Given problem: How many lines in the records below contain the word "Example"? Answer with the number alone.

Dataset items:
__________

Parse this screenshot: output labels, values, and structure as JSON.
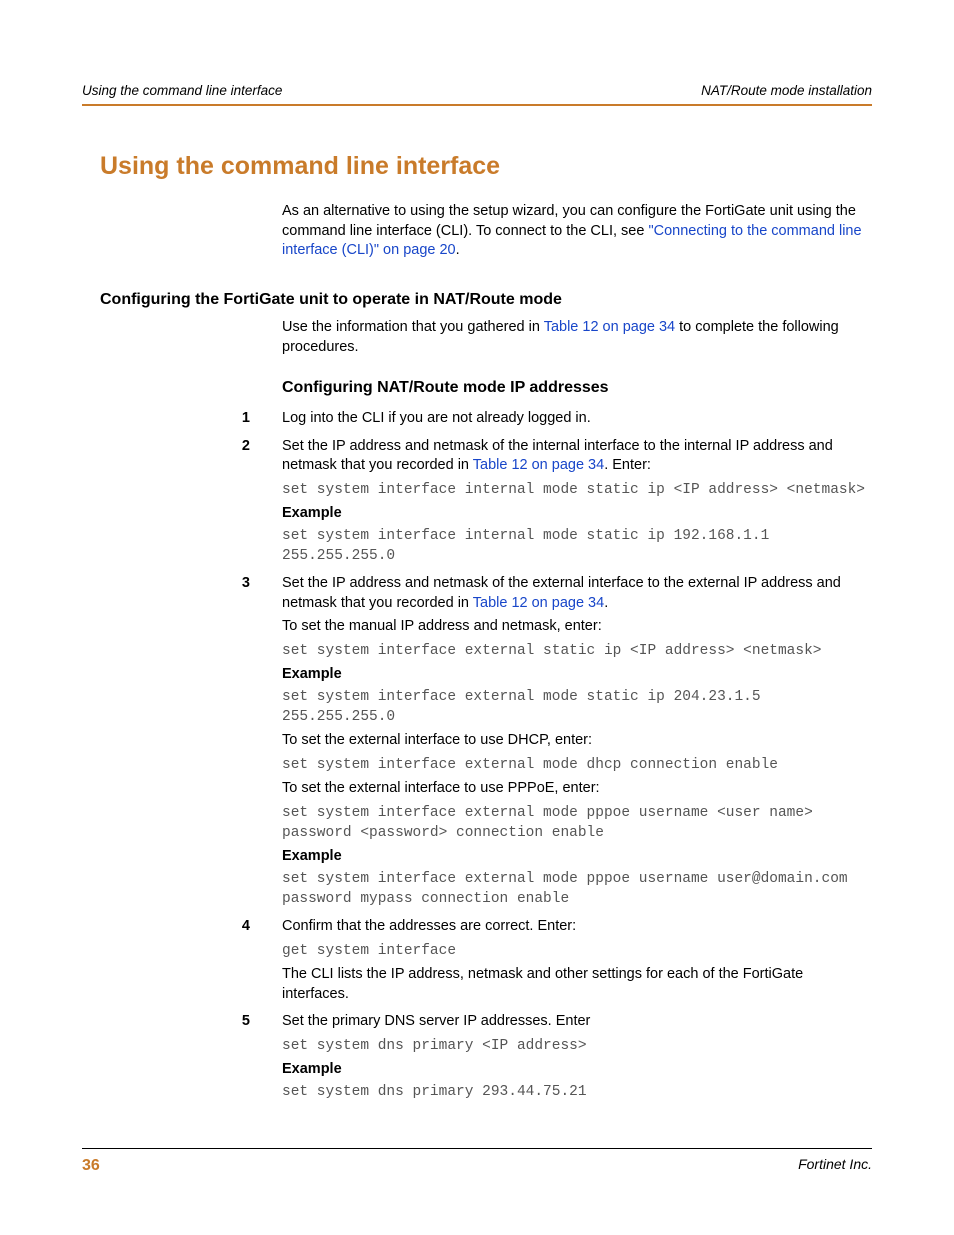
{
  "header": {
    "left": "Using the command line interface",
    "right": "NAT/Route mode installation"
  },
  "title": "Using the command line interface",
  "intro": {
    "text_before_link": "As an alternative to using the setup wizard, you can configure the FortiGate unit using the command line interface (CLI). To connect to the CLI, see ",
    "link": "\"Connecting to the command line interface (CLI)\" on page 20",
    "text_after_link": "."
  },
  "subsection1": "Configuring the FortiGate unit to operate in NAT/Route mode",
  "sub1_para": {
    "before": "Use the information that you gathered in ",
    "link": "Table 12 on page 34",
    "after": " to complete the following procedures."
  },
  "subsection2": "Configuring NAT/Route mode IP addresses",
  "steps": {
    "s1": {
      "num": "1",
      "text": "Log into the CLI if you are not already logged in."
    },
    "s2": {
      "num": "2",
      "intro_before": "Set the IP address and netmask of the internal interface to the internal IP address and netmask that you recorded in ",
      "intro_link": "Table 12 on page 34",
      "intro_after": ". Enter:",
      "code1": "set system interface internal mode static ip <IP address> <netmask>",
      "example_label": "Example",
      "code2": "set system interface internal mode static ip 192.168.1.1 255.255.255.0"
    },
    "s3": {
      "num": "3",
      "intro_before": "Set the IP address and netmask of the external interface to the external IP address and netmask that you recorded in ",
      "intro_link": "Table 12 on page 34",
      "intro_after": ".",
      "p1": "To set the manual IP address and netmask, enter:",
      "code1": "set system interface external static ip <IP address> <netmask>",
      "example_label1": "Example",
      "code2": "set system interface external mode static ip 204.23.1.5 255.255.255.0",
      "p2": "To set the external interface to use DHCP, enter:",
      "code3": "set system interface external mode dhcp connection enable",
      "p3": "To set the external interface to use PPPoE, enter:",
      "code4": "set system interface external mode pppoe username <user name> password <password> connection enable",
      "example_label2": "Example",
      "code5": "set system interface external mode pppoe username user@domain.com password mypass connection enable"
    },
    "s4": {
      "num": "4",
      "intro": "Confirm that the addresses are correct. Enter:",
      "code1": "get system interface",
      "p1": "The CLI lists the IP address, netmask and other settings for each of the FortiGate interfaces."
    },
    "s5": {
      "num": "5",
      "intro": "Set the primary DNS server IP addresses. Enter",
      "code1": "set system dns primary <IP address>",
      "example_label": "Example",
      "code2": "set system dns primary 293.44.75.21"
    }
  },
  "footer": {
    "page": "36",
    "company": "Fortinet Inc."
  }
}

__________

Solution to the exercise: 4